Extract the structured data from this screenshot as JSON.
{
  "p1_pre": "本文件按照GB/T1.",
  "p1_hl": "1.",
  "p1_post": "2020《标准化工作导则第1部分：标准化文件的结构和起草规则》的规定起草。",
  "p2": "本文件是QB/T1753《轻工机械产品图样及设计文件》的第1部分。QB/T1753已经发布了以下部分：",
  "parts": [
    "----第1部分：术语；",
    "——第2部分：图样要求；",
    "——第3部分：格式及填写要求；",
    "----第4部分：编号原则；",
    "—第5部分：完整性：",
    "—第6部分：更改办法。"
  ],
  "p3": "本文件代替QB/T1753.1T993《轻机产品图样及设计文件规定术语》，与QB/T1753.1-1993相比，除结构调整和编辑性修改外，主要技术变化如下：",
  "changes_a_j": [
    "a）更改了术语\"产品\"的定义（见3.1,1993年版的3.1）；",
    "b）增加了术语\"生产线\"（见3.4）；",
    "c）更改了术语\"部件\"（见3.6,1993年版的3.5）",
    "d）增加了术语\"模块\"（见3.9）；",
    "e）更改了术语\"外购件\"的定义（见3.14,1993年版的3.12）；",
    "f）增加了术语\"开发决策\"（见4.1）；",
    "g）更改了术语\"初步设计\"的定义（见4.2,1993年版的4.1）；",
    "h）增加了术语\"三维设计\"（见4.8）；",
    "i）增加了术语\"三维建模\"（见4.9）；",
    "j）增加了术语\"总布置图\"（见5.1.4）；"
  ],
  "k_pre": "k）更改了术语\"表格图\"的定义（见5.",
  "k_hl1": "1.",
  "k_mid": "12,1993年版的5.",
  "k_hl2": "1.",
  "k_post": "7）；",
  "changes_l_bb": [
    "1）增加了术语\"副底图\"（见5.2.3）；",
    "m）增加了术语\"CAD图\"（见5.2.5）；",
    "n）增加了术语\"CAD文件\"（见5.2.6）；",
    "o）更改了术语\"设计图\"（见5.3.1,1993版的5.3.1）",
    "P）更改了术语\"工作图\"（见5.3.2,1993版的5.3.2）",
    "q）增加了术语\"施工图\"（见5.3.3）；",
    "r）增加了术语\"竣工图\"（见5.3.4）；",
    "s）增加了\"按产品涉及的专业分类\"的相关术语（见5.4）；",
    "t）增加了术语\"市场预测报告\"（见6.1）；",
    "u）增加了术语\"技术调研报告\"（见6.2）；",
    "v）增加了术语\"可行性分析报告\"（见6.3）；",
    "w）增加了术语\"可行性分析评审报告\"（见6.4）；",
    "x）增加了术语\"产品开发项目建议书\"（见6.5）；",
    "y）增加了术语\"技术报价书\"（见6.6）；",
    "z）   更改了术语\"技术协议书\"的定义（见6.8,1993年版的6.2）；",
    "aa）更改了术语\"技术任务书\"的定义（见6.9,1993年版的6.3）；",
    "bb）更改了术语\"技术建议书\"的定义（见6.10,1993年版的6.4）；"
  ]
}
⁂
» **What this task involves**:
All of the entries should be written out again exactly.

» **Correct response**:
Extract the structured data from this screenshot as JSON.
{
  "p1_pre": "本文件按照GB/T1.",
  "p1_hl": "1.",
  "p1_post": "2020《标准化工作导则第1部分：标准化文件的结构和起草规则》的规定起草。",
  "p2": "本文件是QB/T1753《轻工机械产品图样及设计文件》的第1部分。QB/T1753已经发布了以下部分：",
  "parts": [
    "----第1部分：术语；",
    "——第2部分：图样要求；",
    "——第3部分：格式及填写要求；",
    "----第4部分：编号原则；",
    "—第5部分：完整性：",
    "—第6部分：更改办法。"
  ],
  "p3": "本文件代替QB/T1753.1T993《轻机产品图样及设计文件规定术语》，与QB/T1753.1-1993相比，除结构调整和编辑性修改外，主要技术变化如下：",
  "changes_a_j": [
    "a）更改了术语\"产品\"的定义（见3.1,1993年版的3.1）；",
    "b）增加了术语\"生产线\"（见3.4）；",
    "c）更改了术语\"部件\"（见3.6,1993年版的3.5）",
    "d）增加了术语\"模块\"（见3.9）；",
    "e）更改了术语\"外购件\"的定义（见3.14,1993年版的3.12）；",
    "f）增加了术语\"开发决策\"（见4.1）；",
    "g）更改了术语\"初步设计\"的定义（见4.2,1993年版的4.1）；",
    "h）增加了术语\"三维设计\"（见4.8）；",
    "i）增加了术语\"三维建模\"（见4.9）；",
    "j）增加了术语\"总布置图\"（见5.1.4）；"
  ],
  "k_pre": "k）更改了术语\"表格图\"的定义（见5.",
  "k_hl1": "1.",
  "k_mid": "12,1993年版的5.",
  "k_hl2": "1.",
  "k_post": "7）；",
  "changes_l_bb": [
    "1）增加了术语\"副底图\"（见5.2.3）；",
    "m）增加了术语\"CAD图\"（见5.2.5）；",
    "n）增加了术语\"CAD文件\"（见5.2.6）；",
    "o）更改了术语\"设计图\"（见5.3.1,1993版的5.3.1）",
    "P）更改了术语\"工作图\"（见5.3.2,1993版的5.3.2）",
    "q）增加了术语\"施工图\"（见5.3.3）；",
    "r）增加了术语\"竣工图\"（见5.3.4）；",
    "s）增加了\"按产品涉及的专业分类\"的相关术语（见5.4）；",
    "t）增加了术语\"市场预测报告\"（见6.1）；",
    "u）增加了术语\"技术调研报告\"（见6.2）；",
    "v）增加了术语\"可行性分析报告\"（见6.3）；",
    "w）增加了术语\"可行性分析评审报告\"（见6.4）；",
    "x）增加了术语\"产品开发项目建议书\"（见6.5）；",
    "y）增加了术语\"技术报价书\"（见6.6）；",
    "z）   更改了术语\"技术协议书\"的定义（见6.8,1993年版的6.2）；",
    "aa）更改了术语\"技术任务书\"的定义（见6.9,1993年版的6.3）；",
    "bb）更改了术语\"技术建议书\"的定义（见6.10,1993年版的6.4）；"
  ]
}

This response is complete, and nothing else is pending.